Work to complete> Copy out the data exactly, leaving the pictures behind.
───── Material for the task
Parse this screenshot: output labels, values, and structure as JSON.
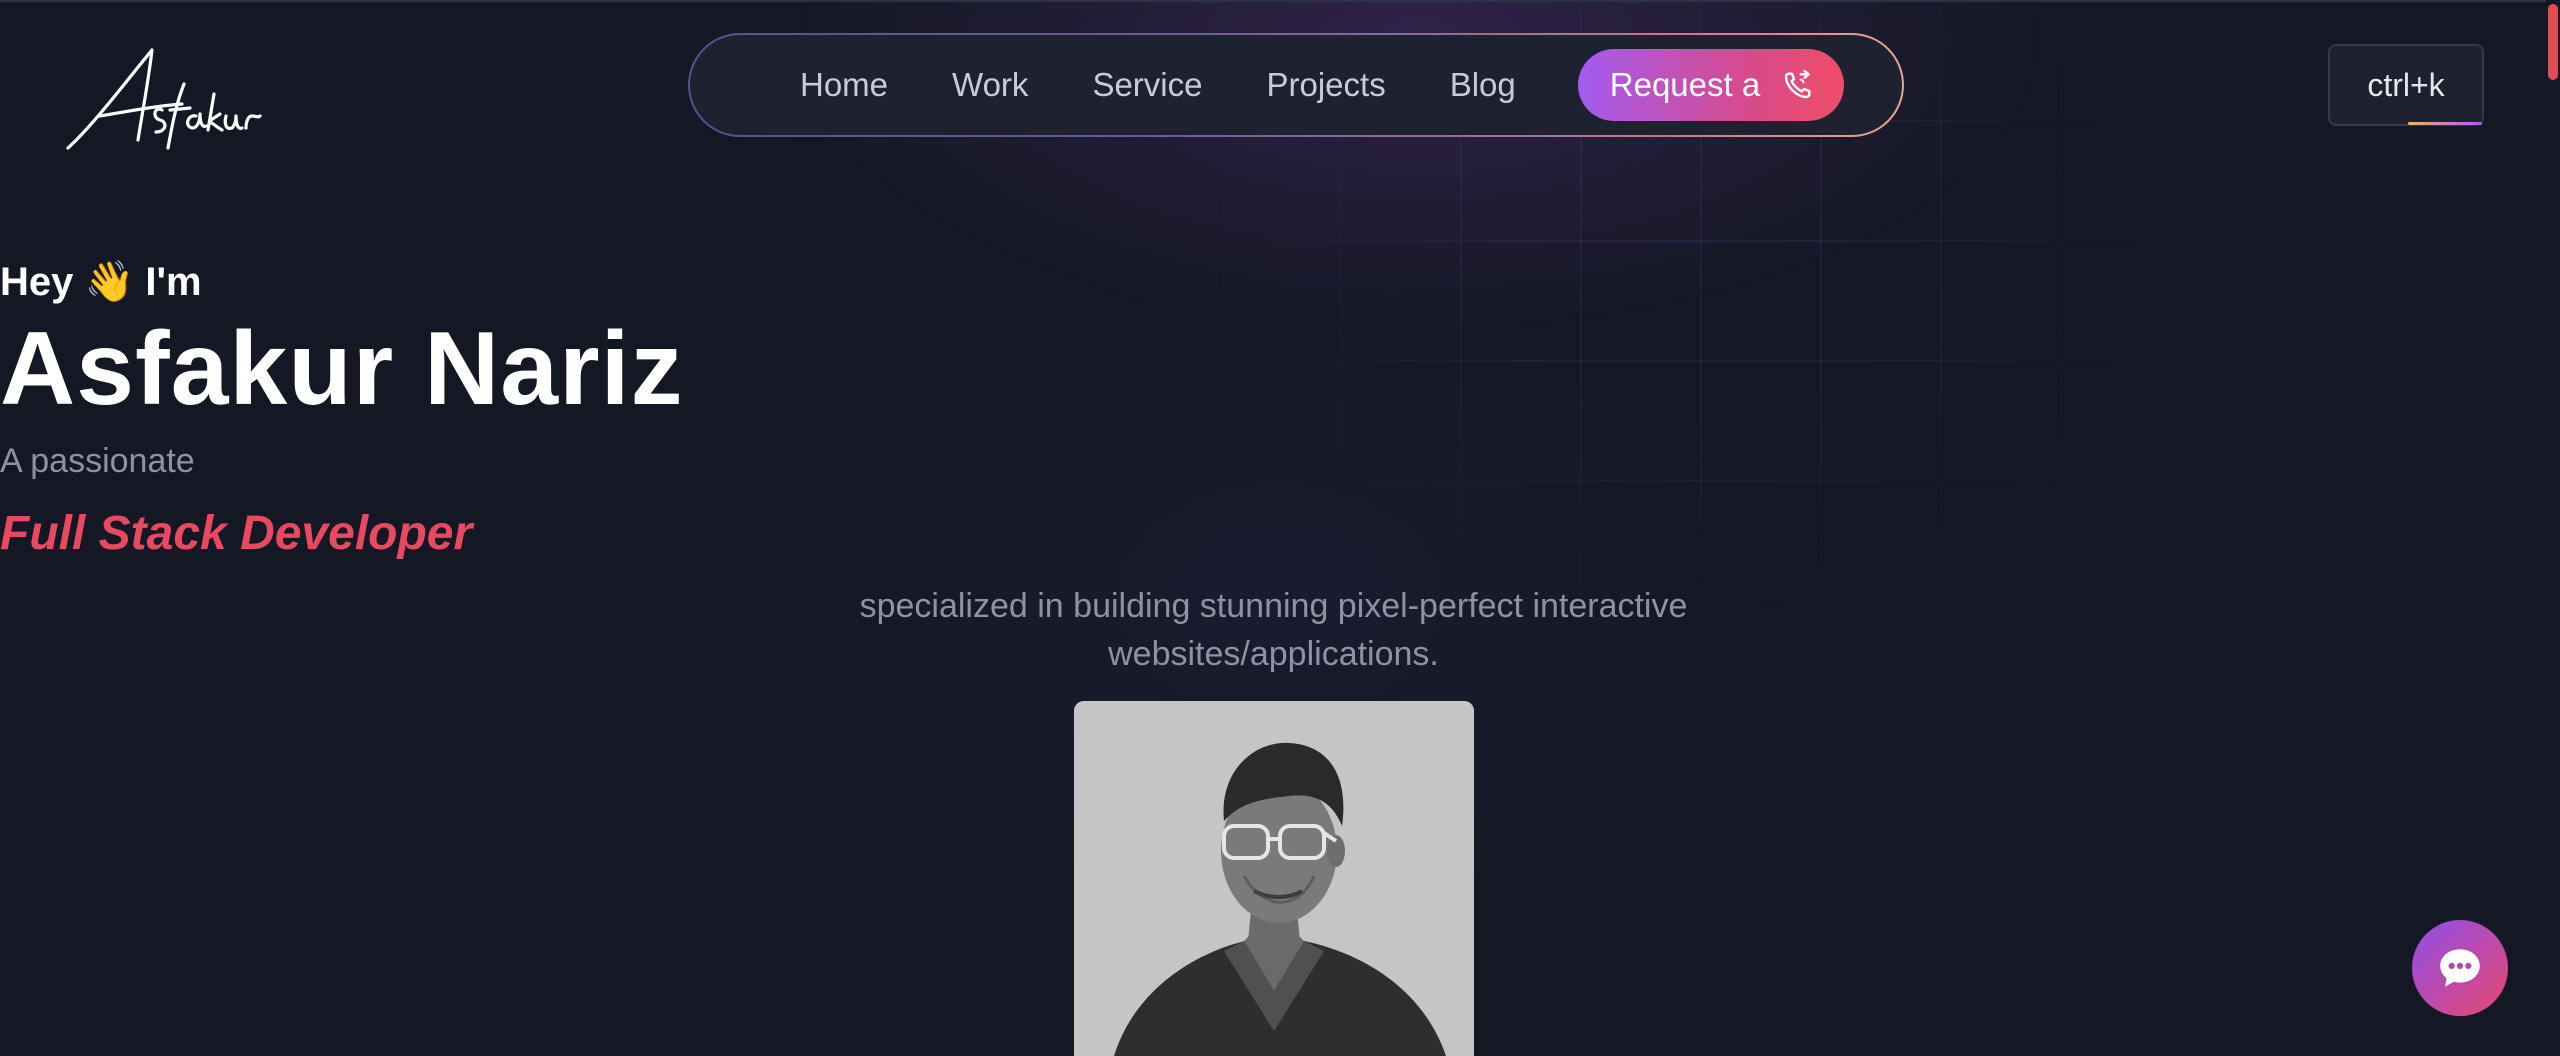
{
  "logo": {
    "text": "Asfakur"
  },
  "nav": {
    "items": [
      {
        "label": "Home"
      },
      {
        "label": "Work"
      },
      {
        "label": "Service"
      },
      {
        "label": "Projects"
      },
      {
        "label": "Blog"
      }
    ],
    "cta_label": "Request a",
    "cta_icon": "phone-call-icon"
  },
  "shortcut": {
    "label": "ctrl+k"
  },
  "hero": {
    "greeting": "Hey 👋 I'm",
    "name": "Asfakur Nariz",
    "intro": "A passionate",
    "role": "Full Stack Developer",
    "description": "specialized in building stunning pixel-perfect interactive websites/applications."
  },
  "colors": {
    "background": "#141824",
    "accent_pink": "#e84860",
    "accent_purple": "#a35cf0",
    "muted_text": "#8d93a3",
    "scrollbar": "#e14a57"
  },
  "chat": {
    "icon": "chat-bubble-icon"
  },
  "photo": {
    "icon": "profile-photo"
  }
}
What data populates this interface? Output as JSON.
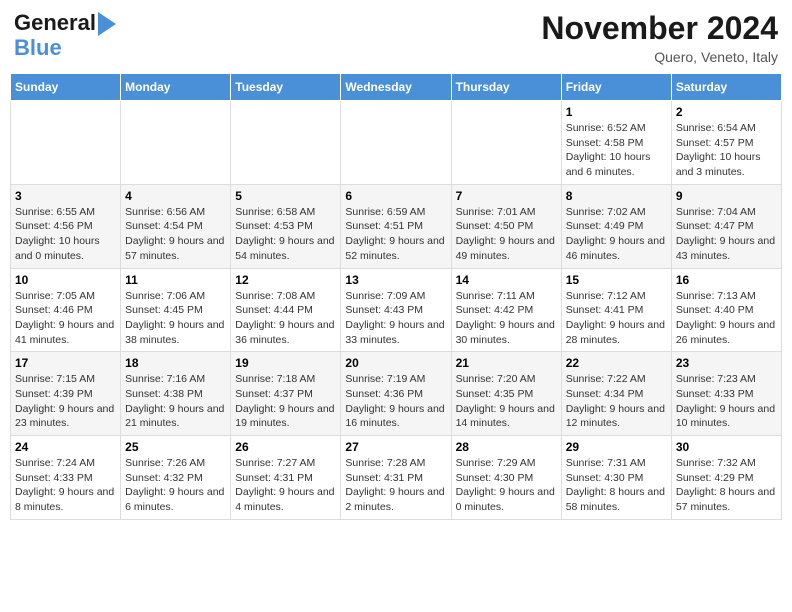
{
  "logo": {
    "line1": "General",
    "line2": "Blue"
  },
  "header": {
    "title": "November 2024",
    "location": "Quero, Veneto, Italy"
  },
  "weekdays": [
    "Sunday",
    "Monday",
    "Tuesday",
    "Wednesday",
    "Thursday",
    "Friday",
    "Saturday"
  ],
  "weeks": [
    [
      {
        "day": "",
        "info": ""
      },
      {
        "day": "",
        "info": ""
      },
      {
        "day": "",
        "info": ""
      },
      {
        "day": "",
        "info": ""
      },
      {
        "day": "",
        "info": ""
      },
      {
        "day": "1",
        "info": "Sunrise: 6:52 AM\nSunset: 4:58 PM\nDaylight: 10 hours and 6 minutes."
      },
      {
        "day": "2",
        "info": "Sunrise: 6:54 AM\nSunset: 4:57 PM\nDaylight: 10 hours and 3 minutes."
      }
    ],
    [
      {
        "day": "3",
        "info": "Sunrise: 6:55 AM\nSunset: 4:56 PM\nDaylight: 10 hours and 0 minutes."
      },
      {
        "day": "4",
        "info": "Sunrise: 6:56 AM\nSunset: 4:54 PM\nDaylight: 9 hours and 57 minutes."
      },
      {
        "day": "5",
        "info": "Sunrise: 6:58 AM\nSunset: 4:53 PM\nDaylight: 9 hours and 54 minutes."
      },
      {
        "day": "6",
        "info": "Sunrise: 6:59 AM\nSunset: 4:51 PM\nDaylight: 9 hours and 52 minutes."
      },
      {
        "day": "7",
        "info": "Sunrise: 7:01 AM\nSunset: 4:50 PM\nDaylight: 9 hours and 49 minutes."
      },
      {
        "day": "8",
        "info": "Sunrise: 7:02 AM\nSunset: 4:49 PM\nDaylight: 9 hours and 46 minutes."
      },
      {
        "day": "9",
        "info": "Sunrise: 7:04 AM\nSunset: 4:47 PM\nDaylight: 9 hours and 43 minutes."
      }
    ],
    [
      {
        "day": "10",
        "info": "Sunrise: 7:05 AM\nSunset: 4:46 PM\nDaylight: 9 hours and 41 minutes."
      },
      {
        "day": "11",
        "info": "Sunrise: 7:06 AM\nSunset: 4:45 PM\nDaylight: 9 hours and 38 minutes."
      },
      {
        "day": "12",
        "info": "Sunrise: 7:08 AM\nSunset: 4:44 PM\nDaylight: 9 hours and 36 minutes."
      },
      {
        "day": "13",
        "info": "Sunrise: 7:09 AM\nSunset: 4:43 PM\nDaylight: 9 hours and 33 minutes."
      },
      {
        "day": "14",
        "info": "Sunrise: 7:11 AM\nSunset: 4:42 PM\nDaylight: 9 hours and 30 minutes."
      },
      {
        "day": "15",
        "info": "Sunrise: 7:12 AM\nSunset: 4:41 PM\nDaylight: 9 hours and 28 minutes."
      },
      {
        "day": "16",
        "info": "Sunrise: 7:13 AM\nSunset: 4:40 PM\nDaylight: 9 hours and 26 minutes."
      }
    ],
    [
      {
        "day": "17",
        "info": "Sunrise: 7:15 AM\nSunset: 4:39 PM\nDaylight: 9 hours and 23 minutes."
      },
      {
        "day": "18",
        "info": "Sunrise: 7:16 AM\nSunset: 4:38 PM\nDaylight: 9 hours and 21 minutes."
      },
      {
        "day": "19",
        "info": "Sunrise: 7:18 AM\nSunset: 4:37 PM\nDaylight: 9 hours and 19 minutes."
      },
      {
        "day": "20",
        "info": "Sunrise: 7:19 AM\nSunset: 4:36 PM\nDaylight: 9 hours and 16 minutes."
      },
      {
        "day": "21",
        "info": "Sunrise: 7:20 AM\nSunset: 4:35 PM\nDaylight: 9 hours and 14 minutes."
      },
      {
        "day": "22",
        "info": "Sunrise: 7:22 AM\nSunset: 4:34 PM\nDaylight: 9 hours and 12 minutes."
      },
      {
        "day": "23",
        "info": "Sunrise: 7:23 AM\nSunset: 4:33 PM\nDaylight: 9 hours and 10 minutes."
      }
    ],
    [
      {
        "day": "24",
        "info": "Sunrise: 7:24 AM\nSunset: 4:33 PM\nDaylight: 9 hours and 8 minutes."
      },
      {
        "day": "25",
        "info": "Sunrise: 7:26 AM\nSunset: 4:32 PM\nDaylight: 9 hours and 6 minutes."
      },
      {
        "day": "26",
        "info": "Sunrise: 7:27 AM\nSunset: 4:31 PM\nDaylight: 9 hours and 4 minutes."
      },
      {
        "day": "27",
        "info": "Sunrise: 7:28 AM\nSunset: 4:31 PM\nDaylight: 9 hours and 2 minutes."
      },
      {
        "day": "28",
        "info": "Sunrise: 7:29 AM\nSunset: 4:30 PM\nDaylight: 9 hours and 0 minutes."
      },
      {
        "day": "29",
        "info": "Sunrise: 7:31 AM\nSunset: 4:30 PM\nDaylight: 8 hours and 58 minutes."
      },
      {
        "day": "30",
        "info": "Sunrise: 7:32 AM\nSunset: 4:29 PM\nDaylight: 8 hours and 57 minutes."
      }
    ]
  ]
}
──────────
Solution for this task>
Parse this screenshot: output labels, values, and structure as JSON.
{
  "logo": {
    "text": "Asfakur"
  },
  "nav": {
    "items": [
      {
        "label": "Home"
      },
      {
        "label": "Work"
      },
      {
        "label": "Service"
      },
      {
        "label": "Projects"
      },
      {
        "label": "Blog"
      }
    ],
    "cta_label": "Request a",
    "cta_icon": "phone-call-icon"
  },
  "shortcut": {
    "label": "ctrl+k"
  },
  "hero": {
    "greeting": "Hey 👋 I'm",
    "name": "Asfakur Nariz",
    "intro": "A passionate",
    "role": "Full Stack Developer",
    "description": "specialized in building stunning pixel-perfect interactive websites/applications."
  },
  "colors": {
    "background": "#141824",
    "accent_pink": "#e84860",
    "accent_purple": "#a35cf0",
    "muted_text": "#8d93a3",
    "scrollbar": "#e14a57"
  },
  "chat": {
    "icon": "chat-bubble-icon"
  },
  "photo": {
    "icon": "profile-photo"
  }
}
What data populates this interface? Output as JSON.
{
  "logo": {
    "line1": "General",
    "line2": "Blue"
  },
  "header": {
    "title": "November 2024",
    "location": "Quero, Veneto, Italy"
  },
  "weekdays": [
    "Sunday",
    "Monday",
    "Tuesday",
    "Wednesday",
    "Thursday",
    "Friday",
    "Saturday"
  ],
  "weeks": [
    [
      {
        "day": "",
        "info": ""
      },
      {
        "day": "",
        "info": ""
      },
      {
        "day": "",
        "info": ""
      },
      {
        "day": "",
        "info": ""
      },
      {
        "day": "",
        "info": ""
      },
      {
        "day": "1",
        "info": "Sunrise: 6:52 AM\nSunset: 4:58 PM\nDaylight: 10 hours and 6 minutes."
      },
      {
        "day": "2",
        "info": "Sunrise: 6:54 AM\nSunset: 4:57 PM\nDaylight: 10 hours and 3 minutes."
      }
    ],
    [
      {
        "day": "3",
        "info": "Sunrise: 6:55 AM\nSunset: 4:56 PM\nDaylight: 10 hours and 0 minutes."
      },
      {
        "day": "4",
        "info": "Sunrise: 6:56 AM\nSunset: 4:54 PM\nDaylight: 9 hours and 57 minutes."
      },
      {
        "day": "5",
        "info": "Sunrise: 6:58 AM\nSunset: 4:53 PM\nDaylight: 9 hours and 54 minutes."
      },
      {
        "day": "6",
        "info": "Sunrise: 6:59 AM\nSunset: 4:51 PM\nDaylight: 9 hours and 52 minutes."
      },
      {
        "day": "7",
        "info": "Sunrise: 7:01 AM\nSunset: 4:50 PM\nDaylight: 9 hours and 49 minutes."
      },
      {
        "day": "8",
        "info": "Sunrise: 7:02 AM\nSunset: 4:49 PM\nDaylight: 9 hours and 46 minutes."
      },
      {
        "day": "9",
        "info": "Sunrise: 7:04 AM\nSunset: 4:47 PM\nDaylight: 9 hours and 43 minutes."
      }
    ],
    [
      {
        "day": "10",
        "info": "Sunrise: 7:05 AM\nSunset: 4:46 PM\nDaylight: 9 hours and 41 minutes."
      },
      {
        "day": "11",
        "info": "Sunrise: 7:06 AM\nSunset: 4:45 PM\nDaylight: 9 hours and 38 minutes."
      },
      {
        "day": "12",
        "info": "Sunrise: 7:08 AM\nSunset: 4:44 PM\nDaylight: 9 hours and 36 minutes."
      },
      {
        "day": "13",
        "info": "Sunrise: 7:09 AM\nSunset: 4:43 PM\nDaylight: 9 hours and 33 minutes."
      },
      {
        "day": "14",
        "info": "Sunrise: 7:11 AM\nSunset: 4:42 PM\nDaylight: 9 hours and 30 minutes."
      },
      {
        "day": "15",
        "info": "Sunrise: 7:12 AM\nSunset: 4:41 PM\nDaylight: 9 hours and 28 minutes."
      },
      {
        "day": "16",
        "info": "Sunrise: 7:13 AM\nSunset: 4:40 PM\nDaylight: 9 hours and 26 minutes."
      }
    ],
    [
      {
        "day": "17",
        "info": "Sunrise: 7:15 AM\nSunset: 4:39 PM\nDaylight: 9 hours and 23 minutes."
      },
      {
        "day": "18",
        "info": "Sunrise: 7:16 AM\nSunset: 4:38 PM\nDaylight: 9 hours and 21 minutes."
      },
      {
        "day": "19",
        "info": "Sunrise: 7:18 AM\nSunset: 4:37 PM\nDaylight: 9 hours and 19 minutes."
      },
      {
        "day": "20",
        "info": "Sunrise: 7:19 AM\nSunset: 4:36 PM\nDaylight: 9 hours and 16 minutes."
      },
      {
        "day": "21",
        "info": "Sunrise: 7:20 AM\nSunset: 4:35 PM\nDaylight: 9 hours and 14 minutes."
      },
      {
        "day": "22",
        "info": "Sunrise: 7:22 AM\nSunset: 4:34 PM\nDaylight: 9 hours and 12 minutes."
      },
      {
        "day": "23",
        "info": "Sunrise: 7:23 AM\nSunset: 4:33 PM\nDaylight: 9 hours and 10 minutes."
      }
    ],
    [
      {
        "day": "24",
        "info": "Sunrise: 7:24 AM\nSunset: 4:33 PM\nDaylight: 9 hours and 8 minutes."
      },
      {
        "day": "25",
        "info": "Sunrise: 7:26 AM\nSunset: 4:32 PM\nDaylight: 9 hours and 6 minutes."
      },
      {
        "day": "26",
        "info": "Sunrise: 7:27 AM\nSunset: 4:31 PM\nDaylight: 9 hours and 4 minutes."
      },
      {
        "day": "27",
        "info": "Sunrise: 7:28 AM\nSunset: 4:31 PM\nDaylight: 9 hours and 2 minutes."
      },
      {
        "day": "28",
        "info": "Sunrise: 7:29 AM\nSunset: 4:30 PM\nDaylight: 9 hours and 0 minutes."
      },
      {
        "day": "29",
        "info": "Sunrise: 7:31 AM\nSunset: 4:30 PM\nDaylight: 8 hours and 58 minutes."
      },
      {
        "day": "30",
        "info": "Sunrise: 7:32 AM\nSunset: 4:29 PM\nDaylight: 8 hours and 57 minutes."
      }
    ]
  ]
}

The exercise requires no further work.